Written instruction
Look through the records that follow. Copy every line containing the word "PhyHealth".

[Items from a dataset]

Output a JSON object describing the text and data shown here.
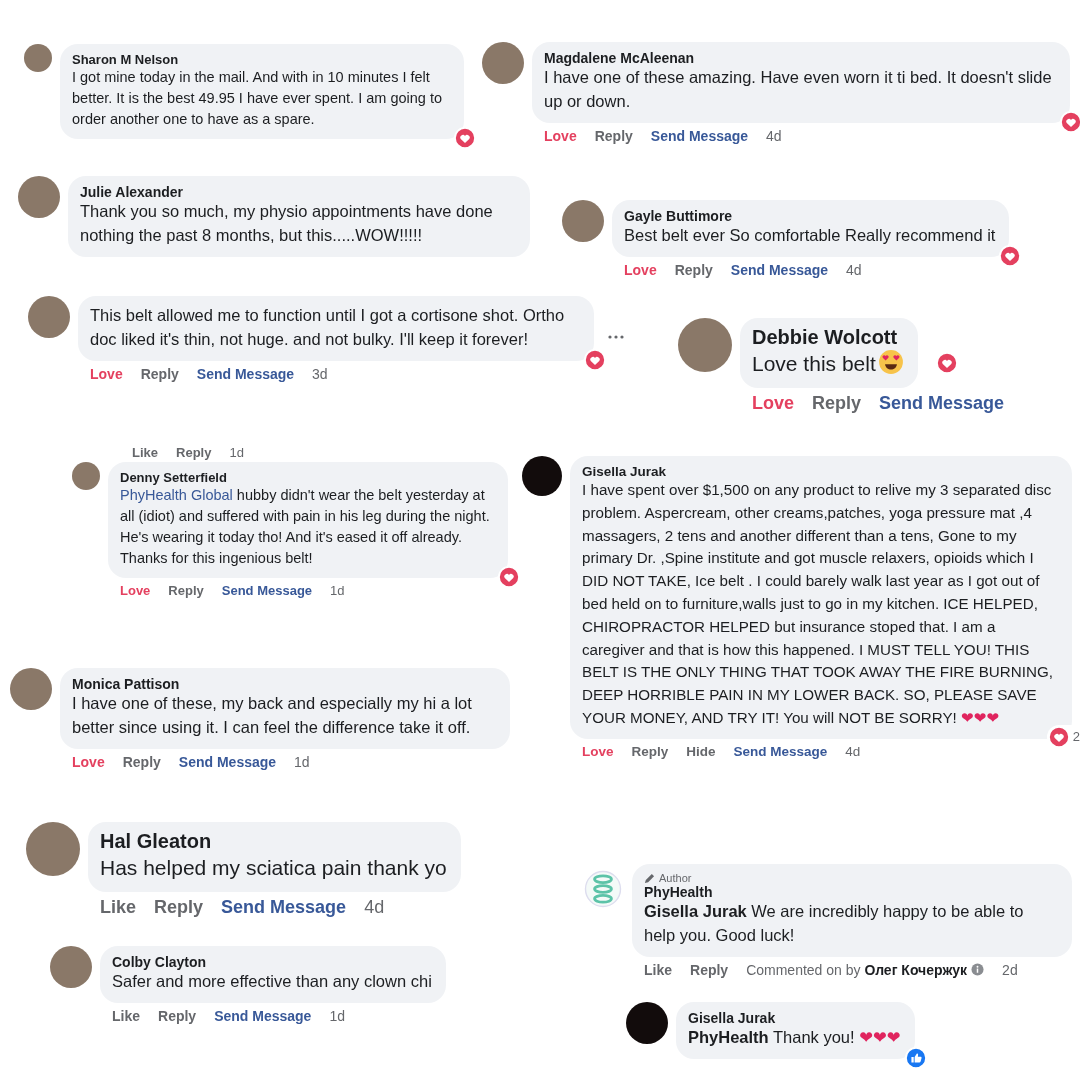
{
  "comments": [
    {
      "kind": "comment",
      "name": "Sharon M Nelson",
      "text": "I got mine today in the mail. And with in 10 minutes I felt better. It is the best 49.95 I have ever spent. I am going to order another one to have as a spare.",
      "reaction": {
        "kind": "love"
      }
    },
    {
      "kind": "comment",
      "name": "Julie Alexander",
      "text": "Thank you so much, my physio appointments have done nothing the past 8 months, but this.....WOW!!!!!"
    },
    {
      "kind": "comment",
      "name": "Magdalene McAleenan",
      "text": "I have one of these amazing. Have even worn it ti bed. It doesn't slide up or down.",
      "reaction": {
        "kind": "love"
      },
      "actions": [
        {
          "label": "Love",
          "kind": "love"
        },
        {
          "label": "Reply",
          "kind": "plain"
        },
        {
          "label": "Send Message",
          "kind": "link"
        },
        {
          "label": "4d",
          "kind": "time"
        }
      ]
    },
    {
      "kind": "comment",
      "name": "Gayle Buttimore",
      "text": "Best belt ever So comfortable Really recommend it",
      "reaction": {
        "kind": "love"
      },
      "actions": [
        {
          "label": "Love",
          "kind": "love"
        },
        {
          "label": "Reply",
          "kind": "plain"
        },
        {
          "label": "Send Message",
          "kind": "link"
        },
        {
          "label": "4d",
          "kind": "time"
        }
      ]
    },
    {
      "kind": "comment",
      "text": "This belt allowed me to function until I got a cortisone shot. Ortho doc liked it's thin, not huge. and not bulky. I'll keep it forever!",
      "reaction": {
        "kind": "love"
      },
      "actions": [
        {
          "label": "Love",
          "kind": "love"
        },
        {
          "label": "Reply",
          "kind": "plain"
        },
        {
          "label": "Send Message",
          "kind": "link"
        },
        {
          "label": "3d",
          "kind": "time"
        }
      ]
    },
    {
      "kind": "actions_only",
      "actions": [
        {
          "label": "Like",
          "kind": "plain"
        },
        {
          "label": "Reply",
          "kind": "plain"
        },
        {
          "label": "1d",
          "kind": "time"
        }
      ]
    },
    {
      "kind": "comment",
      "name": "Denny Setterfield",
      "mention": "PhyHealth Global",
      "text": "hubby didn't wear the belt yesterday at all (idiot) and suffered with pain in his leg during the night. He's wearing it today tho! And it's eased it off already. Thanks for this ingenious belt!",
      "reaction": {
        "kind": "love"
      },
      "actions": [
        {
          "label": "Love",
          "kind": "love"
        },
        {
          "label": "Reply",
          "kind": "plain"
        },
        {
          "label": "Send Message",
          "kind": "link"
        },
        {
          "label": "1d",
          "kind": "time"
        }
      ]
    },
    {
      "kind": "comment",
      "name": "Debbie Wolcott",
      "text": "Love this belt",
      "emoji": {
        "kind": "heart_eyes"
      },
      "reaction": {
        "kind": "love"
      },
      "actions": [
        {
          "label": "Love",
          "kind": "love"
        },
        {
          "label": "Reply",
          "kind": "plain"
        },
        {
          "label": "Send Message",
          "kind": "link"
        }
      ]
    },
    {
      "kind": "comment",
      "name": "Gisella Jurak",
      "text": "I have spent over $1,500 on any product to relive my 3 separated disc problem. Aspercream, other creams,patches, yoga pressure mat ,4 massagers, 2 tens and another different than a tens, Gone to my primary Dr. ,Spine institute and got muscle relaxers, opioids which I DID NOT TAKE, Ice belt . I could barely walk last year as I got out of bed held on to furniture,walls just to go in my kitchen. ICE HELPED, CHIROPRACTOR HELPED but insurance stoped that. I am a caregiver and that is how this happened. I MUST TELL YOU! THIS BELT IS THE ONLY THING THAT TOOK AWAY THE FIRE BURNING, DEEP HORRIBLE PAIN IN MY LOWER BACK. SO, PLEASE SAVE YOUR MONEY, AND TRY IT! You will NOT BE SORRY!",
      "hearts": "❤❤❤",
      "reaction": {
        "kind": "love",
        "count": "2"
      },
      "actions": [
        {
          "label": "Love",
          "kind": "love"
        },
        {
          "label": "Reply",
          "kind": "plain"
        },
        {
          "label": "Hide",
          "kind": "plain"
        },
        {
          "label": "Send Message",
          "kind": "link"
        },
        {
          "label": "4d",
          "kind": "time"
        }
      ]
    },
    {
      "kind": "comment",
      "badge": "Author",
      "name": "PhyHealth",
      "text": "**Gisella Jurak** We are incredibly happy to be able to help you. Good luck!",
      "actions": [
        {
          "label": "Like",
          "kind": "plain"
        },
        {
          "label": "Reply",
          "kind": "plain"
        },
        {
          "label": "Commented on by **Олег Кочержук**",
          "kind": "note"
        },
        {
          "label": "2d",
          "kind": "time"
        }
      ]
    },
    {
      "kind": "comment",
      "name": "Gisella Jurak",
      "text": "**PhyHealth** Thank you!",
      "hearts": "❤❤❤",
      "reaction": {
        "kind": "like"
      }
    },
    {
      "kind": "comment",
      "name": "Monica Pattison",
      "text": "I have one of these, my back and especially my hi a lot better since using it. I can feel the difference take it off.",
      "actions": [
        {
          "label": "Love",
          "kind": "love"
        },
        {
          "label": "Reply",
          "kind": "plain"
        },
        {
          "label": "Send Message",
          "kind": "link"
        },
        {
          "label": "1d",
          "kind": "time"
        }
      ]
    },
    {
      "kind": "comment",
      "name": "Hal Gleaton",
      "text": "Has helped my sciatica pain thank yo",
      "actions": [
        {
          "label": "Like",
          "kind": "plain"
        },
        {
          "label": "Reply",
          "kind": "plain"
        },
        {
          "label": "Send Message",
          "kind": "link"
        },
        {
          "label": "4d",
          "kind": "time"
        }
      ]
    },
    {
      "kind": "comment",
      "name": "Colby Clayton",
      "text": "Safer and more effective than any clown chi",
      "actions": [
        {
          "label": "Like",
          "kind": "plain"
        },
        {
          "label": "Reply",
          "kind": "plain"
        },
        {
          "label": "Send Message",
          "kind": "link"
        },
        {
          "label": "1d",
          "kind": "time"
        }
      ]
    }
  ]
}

---

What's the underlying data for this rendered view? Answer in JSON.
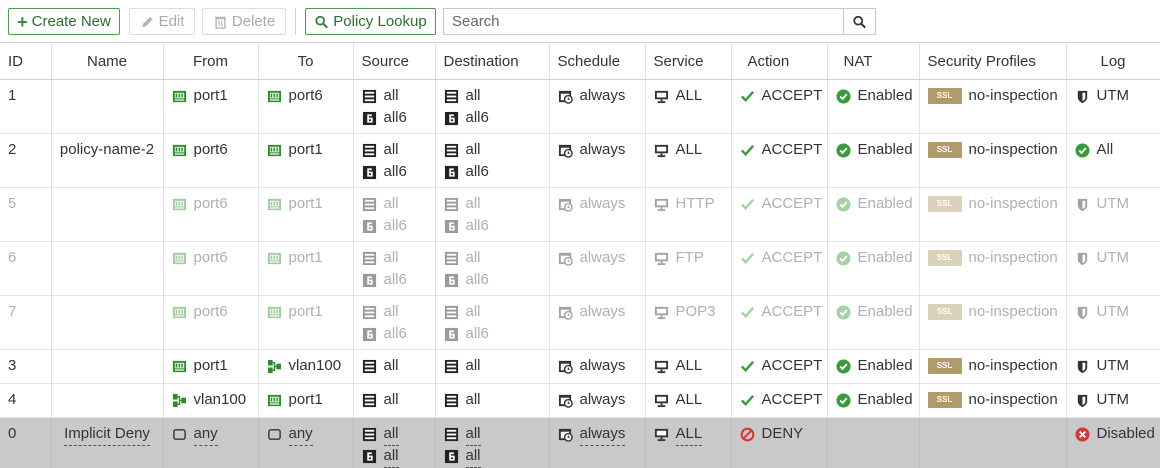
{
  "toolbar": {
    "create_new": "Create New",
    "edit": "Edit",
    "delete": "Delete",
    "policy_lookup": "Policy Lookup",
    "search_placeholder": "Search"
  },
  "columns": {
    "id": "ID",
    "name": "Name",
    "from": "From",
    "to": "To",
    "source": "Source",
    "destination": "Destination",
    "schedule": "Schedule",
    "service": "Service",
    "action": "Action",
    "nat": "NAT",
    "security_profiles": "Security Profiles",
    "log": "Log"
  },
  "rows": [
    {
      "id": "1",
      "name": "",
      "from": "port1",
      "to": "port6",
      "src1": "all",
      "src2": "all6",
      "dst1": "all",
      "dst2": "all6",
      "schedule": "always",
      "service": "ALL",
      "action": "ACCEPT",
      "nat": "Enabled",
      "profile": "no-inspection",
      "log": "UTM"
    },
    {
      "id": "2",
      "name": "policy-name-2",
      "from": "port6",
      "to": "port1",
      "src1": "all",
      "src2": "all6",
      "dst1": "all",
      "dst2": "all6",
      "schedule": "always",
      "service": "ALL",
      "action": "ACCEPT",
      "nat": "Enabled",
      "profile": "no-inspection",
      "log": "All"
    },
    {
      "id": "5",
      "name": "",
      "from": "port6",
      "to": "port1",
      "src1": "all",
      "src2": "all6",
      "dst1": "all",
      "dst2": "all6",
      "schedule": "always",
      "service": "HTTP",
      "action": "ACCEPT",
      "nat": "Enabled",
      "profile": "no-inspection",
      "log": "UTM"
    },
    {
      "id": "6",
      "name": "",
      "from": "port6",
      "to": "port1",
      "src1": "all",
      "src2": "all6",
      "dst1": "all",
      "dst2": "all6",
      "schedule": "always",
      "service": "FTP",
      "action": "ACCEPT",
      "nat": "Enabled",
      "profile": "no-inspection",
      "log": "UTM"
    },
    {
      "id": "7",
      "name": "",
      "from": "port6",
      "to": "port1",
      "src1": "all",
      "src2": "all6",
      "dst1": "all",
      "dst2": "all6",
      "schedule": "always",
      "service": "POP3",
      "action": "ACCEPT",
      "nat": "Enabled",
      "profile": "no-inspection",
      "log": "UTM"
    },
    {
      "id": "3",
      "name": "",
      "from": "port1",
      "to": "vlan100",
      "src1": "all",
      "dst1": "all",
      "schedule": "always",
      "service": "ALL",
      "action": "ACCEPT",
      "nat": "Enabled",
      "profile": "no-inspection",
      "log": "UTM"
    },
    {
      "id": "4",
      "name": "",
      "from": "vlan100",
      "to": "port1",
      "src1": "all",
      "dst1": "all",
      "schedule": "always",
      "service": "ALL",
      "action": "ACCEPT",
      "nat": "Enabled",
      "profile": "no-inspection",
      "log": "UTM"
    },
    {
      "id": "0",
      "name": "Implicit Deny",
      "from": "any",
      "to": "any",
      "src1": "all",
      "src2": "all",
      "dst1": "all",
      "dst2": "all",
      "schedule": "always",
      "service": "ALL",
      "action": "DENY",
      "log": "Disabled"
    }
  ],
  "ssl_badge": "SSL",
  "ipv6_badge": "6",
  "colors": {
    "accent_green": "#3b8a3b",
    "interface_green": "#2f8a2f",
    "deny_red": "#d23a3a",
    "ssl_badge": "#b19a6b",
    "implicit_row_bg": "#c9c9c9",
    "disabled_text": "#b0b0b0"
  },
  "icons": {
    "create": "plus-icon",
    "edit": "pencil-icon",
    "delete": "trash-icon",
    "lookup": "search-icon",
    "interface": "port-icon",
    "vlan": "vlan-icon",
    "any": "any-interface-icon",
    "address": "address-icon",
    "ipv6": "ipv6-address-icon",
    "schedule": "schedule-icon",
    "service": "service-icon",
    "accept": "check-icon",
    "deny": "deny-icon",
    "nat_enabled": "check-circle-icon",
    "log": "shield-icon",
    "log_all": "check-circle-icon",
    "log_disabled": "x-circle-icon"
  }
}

...

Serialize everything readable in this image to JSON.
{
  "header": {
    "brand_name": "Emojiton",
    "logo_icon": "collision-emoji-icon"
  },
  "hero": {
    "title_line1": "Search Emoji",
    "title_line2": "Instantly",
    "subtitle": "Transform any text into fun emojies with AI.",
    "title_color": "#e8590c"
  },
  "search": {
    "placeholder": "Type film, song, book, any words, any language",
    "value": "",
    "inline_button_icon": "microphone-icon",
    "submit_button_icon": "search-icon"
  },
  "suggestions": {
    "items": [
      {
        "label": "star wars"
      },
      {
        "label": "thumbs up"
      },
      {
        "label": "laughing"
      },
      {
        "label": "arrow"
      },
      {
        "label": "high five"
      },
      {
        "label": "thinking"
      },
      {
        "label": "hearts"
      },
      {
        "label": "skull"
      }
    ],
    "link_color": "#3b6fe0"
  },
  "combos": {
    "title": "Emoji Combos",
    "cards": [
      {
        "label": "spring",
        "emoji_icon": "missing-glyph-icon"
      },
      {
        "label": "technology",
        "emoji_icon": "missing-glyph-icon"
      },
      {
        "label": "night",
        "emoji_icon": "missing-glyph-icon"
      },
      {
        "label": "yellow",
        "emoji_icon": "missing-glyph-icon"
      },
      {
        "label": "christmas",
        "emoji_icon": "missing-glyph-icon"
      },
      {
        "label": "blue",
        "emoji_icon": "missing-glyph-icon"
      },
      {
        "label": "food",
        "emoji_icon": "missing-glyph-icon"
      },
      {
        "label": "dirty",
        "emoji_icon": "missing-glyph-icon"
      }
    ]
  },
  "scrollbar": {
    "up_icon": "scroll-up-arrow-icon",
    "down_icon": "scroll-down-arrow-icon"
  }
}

Correct response
      "mention": "PhyHealth Global",
      "name": "PhyHealth",
      "text": "**PhyHealth** Thank you!",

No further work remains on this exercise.